-- Problem --
Copy every line of the listing that holds the string "JSON".

-- Available data --
——————
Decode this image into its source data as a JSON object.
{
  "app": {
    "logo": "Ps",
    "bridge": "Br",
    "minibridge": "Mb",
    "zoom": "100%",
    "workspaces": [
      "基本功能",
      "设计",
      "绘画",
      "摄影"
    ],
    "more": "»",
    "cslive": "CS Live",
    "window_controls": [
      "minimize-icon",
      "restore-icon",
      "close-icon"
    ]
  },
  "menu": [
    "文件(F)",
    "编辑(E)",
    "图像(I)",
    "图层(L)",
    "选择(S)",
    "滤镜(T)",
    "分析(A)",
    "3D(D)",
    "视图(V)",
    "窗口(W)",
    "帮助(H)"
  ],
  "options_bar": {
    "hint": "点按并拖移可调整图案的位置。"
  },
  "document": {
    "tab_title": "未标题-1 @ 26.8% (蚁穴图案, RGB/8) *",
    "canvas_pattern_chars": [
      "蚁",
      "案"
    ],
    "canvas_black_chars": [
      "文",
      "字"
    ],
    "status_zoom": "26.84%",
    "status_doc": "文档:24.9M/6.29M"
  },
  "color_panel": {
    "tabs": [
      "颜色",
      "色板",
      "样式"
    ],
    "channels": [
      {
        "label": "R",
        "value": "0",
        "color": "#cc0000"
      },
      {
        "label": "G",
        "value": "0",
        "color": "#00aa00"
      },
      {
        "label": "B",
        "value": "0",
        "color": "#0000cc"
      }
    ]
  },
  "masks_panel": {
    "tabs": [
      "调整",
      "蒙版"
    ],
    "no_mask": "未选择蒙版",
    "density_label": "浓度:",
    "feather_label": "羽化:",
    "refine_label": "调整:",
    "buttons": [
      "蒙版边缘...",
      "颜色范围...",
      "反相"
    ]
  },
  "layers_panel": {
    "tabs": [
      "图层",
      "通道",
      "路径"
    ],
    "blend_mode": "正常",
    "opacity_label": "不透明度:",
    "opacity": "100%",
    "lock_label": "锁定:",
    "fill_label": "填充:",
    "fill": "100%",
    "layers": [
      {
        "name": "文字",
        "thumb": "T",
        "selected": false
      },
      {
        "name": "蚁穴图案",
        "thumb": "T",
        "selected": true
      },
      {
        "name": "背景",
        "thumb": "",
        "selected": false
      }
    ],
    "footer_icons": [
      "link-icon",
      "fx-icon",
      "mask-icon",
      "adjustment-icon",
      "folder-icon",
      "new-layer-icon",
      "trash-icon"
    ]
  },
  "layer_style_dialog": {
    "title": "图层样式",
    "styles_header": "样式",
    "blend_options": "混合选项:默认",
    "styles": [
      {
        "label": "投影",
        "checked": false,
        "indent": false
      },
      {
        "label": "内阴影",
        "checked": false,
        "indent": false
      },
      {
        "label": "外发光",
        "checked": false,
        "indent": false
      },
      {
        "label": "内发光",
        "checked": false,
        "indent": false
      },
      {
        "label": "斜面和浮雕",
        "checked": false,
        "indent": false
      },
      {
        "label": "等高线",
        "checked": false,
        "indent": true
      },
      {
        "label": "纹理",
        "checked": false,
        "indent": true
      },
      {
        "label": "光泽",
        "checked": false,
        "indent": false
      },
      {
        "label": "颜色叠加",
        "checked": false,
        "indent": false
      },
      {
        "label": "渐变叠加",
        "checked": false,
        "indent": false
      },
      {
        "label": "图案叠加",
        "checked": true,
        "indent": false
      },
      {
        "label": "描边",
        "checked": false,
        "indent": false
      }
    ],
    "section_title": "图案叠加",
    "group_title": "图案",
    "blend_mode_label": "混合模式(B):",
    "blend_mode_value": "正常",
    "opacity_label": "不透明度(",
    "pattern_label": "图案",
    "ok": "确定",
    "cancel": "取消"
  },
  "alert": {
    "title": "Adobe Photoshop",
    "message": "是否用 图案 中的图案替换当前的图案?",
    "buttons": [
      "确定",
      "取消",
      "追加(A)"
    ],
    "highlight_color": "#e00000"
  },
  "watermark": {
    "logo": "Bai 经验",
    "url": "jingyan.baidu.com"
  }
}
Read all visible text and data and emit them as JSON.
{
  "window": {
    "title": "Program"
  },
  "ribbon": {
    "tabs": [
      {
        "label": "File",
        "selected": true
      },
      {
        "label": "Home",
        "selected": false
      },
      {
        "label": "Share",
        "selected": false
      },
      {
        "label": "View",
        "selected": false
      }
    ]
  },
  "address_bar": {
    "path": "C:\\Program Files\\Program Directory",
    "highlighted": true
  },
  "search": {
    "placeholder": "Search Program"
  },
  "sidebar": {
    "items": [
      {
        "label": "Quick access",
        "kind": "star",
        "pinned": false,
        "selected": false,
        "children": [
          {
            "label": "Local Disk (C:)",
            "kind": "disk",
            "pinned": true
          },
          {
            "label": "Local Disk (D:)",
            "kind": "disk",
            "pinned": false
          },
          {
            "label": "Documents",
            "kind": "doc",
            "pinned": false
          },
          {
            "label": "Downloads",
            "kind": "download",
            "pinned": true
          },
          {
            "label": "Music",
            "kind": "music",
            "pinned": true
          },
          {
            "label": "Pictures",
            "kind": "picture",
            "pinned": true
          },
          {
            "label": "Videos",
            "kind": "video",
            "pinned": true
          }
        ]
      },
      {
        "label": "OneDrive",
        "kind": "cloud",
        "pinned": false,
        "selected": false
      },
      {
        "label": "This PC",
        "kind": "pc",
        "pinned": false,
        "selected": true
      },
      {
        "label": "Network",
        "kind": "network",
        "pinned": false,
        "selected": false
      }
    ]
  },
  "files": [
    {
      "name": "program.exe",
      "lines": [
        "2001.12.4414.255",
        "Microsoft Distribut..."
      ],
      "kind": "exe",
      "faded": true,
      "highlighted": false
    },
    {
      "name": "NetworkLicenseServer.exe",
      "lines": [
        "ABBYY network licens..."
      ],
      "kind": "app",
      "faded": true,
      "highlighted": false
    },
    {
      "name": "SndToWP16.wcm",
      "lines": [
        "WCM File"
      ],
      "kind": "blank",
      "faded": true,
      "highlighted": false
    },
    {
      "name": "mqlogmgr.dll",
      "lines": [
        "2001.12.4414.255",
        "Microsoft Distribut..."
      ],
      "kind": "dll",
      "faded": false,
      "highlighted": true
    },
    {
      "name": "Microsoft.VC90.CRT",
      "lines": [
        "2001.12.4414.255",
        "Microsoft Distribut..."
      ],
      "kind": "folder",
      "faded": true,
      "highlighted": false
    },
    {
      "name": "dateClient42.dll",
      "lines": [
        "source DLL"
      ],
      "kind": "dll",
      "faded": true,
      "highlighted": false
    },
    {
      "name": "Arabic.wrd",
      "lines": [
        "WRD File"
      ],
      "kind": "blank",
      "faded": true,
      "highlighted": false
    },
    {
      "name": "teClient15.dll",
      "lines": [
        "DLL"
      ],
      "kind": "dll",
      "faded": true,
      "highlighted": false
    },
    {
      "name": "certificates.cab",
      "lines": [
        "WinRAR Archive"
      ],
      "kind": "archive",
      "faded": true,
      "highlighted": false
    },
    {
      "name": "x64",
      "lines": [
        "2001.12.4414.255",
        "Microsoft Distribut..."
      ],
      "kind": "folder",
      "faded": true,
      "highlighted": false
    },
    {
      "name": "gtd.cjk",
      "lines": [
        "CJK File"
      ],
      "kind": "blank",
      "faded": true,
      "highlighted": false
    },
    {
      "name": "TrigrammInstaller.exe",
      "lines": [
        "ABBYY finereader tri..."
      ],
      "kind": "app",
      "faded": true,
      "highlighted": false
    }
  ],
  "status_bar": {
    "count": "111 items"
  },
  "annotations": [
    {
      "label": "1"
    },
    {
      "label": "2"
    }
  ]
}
——————
-- Solution to the exercise --
Decode this image into its source data as a JSON object.
Read all visible text and data and emit them as JSON.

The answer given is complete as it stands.